Instruction:
Reproduce exactly the lines from the one containing "Transcribe this image's" through the last line of the data, both ends included.

begin Material shown

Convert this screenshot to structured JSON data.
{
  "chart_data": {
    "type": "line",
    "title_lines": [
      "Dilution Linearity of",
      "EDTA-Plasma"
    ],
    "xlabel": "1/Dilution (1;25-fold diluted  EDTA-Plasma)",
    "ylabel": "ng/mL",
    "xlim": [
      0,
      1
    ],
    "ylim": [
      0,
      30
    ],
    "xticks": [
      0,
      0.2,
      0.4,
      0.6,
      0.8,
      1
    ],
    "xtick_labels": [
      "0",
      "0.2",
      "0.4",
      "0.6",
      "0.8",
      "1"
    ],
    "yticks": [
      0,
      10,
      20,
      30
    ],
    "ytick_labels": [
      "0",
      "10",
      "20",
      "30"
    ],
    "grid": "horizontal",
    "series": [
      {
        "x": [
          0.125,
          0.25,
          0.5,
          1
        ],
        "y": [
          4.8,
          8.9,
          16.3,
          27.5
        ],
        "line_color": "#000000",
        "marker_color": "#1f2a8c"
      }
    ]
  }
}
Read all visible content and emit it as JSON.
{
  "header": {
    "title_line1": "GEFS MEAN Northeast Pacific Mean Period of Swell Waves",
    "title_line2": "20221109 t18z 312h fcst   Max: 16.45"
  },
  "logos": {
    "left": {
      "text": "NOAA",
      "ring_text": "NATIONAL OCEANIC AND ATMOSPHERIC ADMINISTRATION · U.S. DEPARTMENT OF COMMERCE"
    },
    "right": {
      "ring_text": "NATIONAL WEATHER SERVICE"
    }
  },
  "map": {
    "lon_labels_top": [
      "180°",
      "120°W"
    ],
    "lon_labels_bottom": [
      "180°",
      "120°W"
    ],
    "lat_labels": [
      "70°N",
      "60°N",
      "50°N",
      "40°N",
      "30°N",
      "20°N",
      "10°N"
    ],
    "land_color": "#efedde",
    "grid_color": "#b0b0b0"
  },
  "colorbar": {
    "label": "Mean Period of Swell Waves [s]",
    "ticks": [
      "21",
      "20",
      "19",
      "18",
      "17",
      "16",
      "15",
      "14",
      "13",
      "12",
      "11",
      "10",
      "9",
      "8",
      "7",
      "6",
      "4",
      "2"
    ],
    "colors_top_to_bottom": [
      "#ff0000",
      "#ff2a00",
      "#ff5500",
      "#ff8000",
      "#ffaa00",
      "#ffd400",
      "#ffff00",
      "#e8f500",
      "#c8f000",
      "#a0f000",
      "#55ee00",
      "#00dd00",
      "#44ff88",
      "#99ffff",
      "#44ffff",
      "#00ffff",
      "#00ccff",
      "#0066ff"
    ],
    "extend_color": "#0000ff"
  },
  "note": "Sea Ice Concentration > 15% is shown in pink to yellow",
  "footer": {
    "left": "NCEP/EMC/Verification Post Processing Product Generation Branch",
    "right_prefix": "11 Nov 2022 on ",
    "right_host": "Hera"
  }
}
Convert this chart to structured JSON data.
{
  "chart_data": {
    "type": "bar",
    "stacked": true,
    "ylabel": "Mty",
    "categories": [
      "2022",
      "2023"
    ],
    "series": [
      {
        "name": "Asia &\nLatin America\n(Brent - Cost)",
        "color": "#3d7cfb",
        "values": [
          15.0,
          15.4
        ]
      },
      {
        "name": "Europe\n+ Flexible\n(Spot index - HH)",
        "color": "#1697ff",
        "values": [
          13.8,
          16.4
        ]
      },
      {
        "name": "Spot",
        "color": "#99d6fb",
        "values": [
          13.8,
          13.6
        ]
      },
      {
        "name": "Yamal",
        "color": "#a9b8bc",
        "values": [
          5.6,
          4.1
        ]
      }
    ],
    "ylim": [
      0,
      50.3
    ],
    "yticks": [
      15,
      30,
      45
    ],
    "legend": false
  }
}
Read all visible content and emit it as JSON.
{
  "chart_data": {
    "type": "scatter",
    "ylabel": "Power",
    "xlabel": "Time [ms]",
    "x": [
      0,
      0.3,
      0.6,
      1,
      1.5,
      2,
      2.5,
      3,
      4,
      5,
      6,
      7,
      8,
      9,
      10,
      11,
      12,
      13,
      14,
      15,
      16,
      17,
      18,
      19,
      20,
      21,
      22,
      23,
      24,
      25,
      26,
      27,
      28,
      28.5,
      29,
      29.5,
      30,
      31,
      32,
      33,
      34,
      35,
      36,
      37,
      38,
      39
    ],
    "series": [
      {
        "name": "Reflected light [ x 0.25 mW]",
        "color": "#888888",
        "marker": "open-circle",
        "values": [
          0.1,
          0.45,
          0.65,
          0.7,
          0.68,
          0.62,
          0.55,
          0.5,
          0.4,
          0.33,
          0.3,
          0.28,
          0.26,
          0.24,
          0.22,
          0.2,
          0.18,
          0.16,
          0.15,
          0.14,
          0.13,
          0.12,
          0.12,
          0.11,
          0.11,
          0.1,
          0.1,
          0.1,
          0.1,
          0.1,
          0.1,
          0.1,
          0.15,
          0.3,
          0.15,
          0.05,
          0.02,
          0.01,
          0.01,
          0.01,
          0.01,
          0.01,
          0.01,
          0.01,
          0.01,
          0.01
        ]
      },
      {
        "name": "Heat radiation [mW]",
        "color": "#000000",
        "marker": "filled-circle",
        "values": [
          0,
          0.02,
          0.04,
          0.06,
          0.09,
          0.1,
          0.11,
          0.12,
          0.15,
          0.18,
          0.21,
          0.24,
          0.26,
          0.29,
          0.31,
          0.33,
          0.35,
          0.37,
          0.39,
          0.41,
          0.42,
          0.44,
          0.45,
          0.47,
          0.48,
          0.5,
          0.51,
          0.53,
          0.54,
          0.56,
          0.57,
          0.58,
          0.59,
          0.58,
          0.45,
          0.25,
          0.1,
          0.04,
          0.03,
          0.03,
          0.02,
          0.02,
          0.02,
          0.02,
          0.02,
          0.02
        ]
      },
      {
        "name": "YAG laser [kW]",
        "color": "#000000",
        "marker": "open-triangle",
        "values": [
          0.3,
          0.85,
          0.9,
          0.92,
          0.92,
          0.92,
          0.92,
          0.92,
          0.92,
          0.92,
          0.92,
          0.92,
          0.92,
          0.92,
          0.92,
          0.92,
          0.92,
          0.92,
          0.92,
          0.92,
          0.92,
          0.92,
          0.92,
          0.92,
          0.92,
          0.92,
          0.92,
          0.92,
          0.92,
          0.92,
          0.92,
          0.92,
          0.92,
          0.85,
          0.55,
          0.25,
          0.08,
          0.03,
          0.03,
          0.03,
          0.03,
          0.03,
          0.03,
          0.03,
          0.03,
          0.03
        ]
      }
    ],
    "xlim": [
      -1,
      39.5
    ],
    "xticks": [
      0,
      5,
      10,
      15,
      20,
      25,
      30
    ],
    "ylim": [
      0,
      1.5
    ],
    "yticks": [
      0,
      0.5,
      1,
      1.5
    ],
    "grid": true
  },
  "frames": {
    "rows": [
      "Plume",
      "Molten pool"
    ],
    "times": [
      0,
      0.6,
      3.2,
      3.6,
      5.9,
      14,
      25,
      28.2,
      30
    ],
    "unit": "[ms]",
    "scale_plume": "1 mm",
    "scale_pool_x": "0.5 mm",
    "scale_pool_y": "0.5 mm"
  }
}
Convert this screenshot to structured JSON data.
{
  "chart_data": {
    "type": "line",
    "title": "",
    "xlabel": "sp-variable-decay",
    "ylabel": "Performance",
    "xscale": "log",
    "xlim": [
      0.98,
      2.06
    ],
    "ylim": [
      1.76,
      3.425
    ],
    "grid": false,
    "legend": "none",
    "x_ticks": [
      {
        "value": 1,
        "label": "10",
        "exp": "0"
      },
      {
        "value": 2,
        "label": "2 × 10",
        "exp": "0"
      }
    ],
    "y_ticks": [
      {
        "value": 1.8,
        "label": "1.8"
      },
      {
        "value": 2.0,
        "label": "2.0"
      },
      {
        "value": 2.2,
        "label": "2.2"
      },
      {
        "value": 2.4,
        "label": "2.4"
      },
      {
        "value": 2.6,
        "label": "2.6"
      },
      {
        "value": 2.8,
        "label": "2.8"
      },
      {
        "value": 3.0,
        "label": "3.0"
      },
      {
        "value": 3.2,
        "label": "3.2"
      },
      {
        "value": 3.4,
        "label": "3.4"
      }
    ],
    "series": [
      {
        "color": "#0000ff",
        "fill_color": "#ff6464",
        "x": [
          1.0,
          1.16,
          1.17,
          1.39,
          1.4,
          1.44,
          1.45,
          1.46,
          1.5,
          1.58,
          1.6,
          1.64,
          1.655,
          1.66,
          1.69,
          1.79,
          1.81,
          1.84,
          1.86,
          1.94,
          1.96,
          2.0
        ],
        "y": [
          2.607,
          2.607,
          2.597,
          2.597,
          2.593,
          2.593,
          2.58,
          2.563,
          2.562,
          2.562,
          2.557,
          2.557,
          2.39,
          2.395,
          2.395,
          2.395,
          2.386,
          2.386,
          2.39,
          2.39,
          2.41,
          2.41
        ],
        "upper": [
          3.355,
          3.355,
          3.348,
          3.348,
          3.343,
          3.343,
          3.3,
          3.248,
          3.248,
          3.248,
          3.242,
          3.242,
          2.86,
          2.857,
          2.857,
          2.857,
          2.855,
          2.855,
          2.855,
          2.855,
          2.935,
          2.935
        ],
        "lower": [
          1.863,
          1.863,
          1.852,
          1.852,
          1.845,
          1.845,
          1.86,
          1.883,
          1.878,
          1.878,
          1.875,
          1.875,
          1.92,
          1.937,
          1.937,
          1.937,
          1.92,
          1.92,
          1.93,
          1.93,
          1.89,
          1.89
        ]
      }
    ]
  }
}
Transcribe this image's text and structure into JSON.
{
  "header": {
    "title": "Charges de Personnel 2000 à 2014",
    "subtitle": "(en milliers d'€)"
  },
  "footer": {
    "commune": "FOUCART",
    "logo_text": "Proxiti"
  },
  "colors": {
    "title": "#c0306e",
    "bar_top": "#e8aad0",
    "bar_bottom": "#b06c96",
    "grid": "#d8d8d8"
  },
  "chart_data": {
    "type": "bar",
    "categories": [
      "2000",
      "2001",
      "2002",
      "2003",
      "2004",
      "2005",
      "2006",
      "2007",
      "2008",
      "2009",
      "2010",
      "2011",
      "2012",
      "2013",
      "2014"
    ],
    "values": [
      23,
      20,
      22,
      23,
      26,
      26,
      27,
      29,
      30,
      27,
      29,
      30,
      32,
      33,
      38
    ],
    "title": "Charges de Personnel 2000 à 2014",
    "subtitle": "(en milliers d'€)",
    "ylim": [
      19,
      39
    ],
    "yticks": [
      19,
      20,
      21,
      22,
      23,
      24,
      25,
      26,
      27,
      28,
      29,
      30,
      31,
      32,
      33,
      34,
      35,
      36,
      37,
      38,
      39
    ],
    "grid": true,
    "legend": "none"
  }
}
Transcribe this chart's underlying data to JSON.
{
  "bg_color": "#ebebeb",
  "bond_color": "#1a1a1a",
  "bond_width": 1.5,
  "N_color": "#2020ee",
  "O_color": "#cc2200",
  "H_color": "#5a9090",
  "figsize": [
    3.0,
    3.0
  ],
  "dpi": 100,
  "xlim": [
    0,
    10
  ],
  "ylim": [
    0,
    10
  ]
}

end Material shown

Task solution:
Transcribe this image's text and structure into JSON.
{
  "header": {
    "title": "Charges de Personnel 2000 à 2014",
    "subtitle": "(en milliers d'€)"
  },
  "footer": {
    "commune": "FOUCART",
    "logo_text": "Proxiti"
  },
  "colors": {
    "title": "#c0306e",
    "bar_top": "#e8aad0",
    "bar_bottom": "#b06c96",
    "grid": "#d8d8d8"
  },
  "chart_data": {
    "type": "bar",
    "categories": [
      "2000",
      "2001",
      "2002",
      "2003",
      "2004",
      "2005",
      "2006",
      "2007",
      "2008",
      "2009",
      "2010",
      "2011",
      "2012",
      "2013",
      "2014"
    ],
    "values": [
      23,
      20,
      22,
      23,
      26,
      26,
      27,
      29,
      30,
      27,
      29,
      30,
      32,
      33,
      38
    ],
    "title": "Charges de Personnel 2000 à 2014",
    "subtitle": "(en milliers d'€)",
    "ylim": [
      19,
      39
    ],
    "yticks": [
      19,
      20,
      21,
      22,
      23,
      24,
      25,
      26,
      27,
      28,
      29,
      30,
      31,
      32,
      33,
      34,
      35,
      36,
      37,
      38,
      39
    ],
    "grid": true,
    "legend": "none"
  }
}
Transcribe this chart's underlying data to JSON.
{
  "bg_color": "#ebebeb",
  "bond_color": "#1a1a1a",
  "bond_width": 1.5,
  "N_color": "#2020ee",
  "O_color": "#cc2200",
  "H_color": "#5a9090",
  "figsize": [
    3.0,
    3.0
  ],
  "dpi": 100,
  "xlim": [
    0,
    10
  ],
  "ylim": [
    0,
    10
  ]
}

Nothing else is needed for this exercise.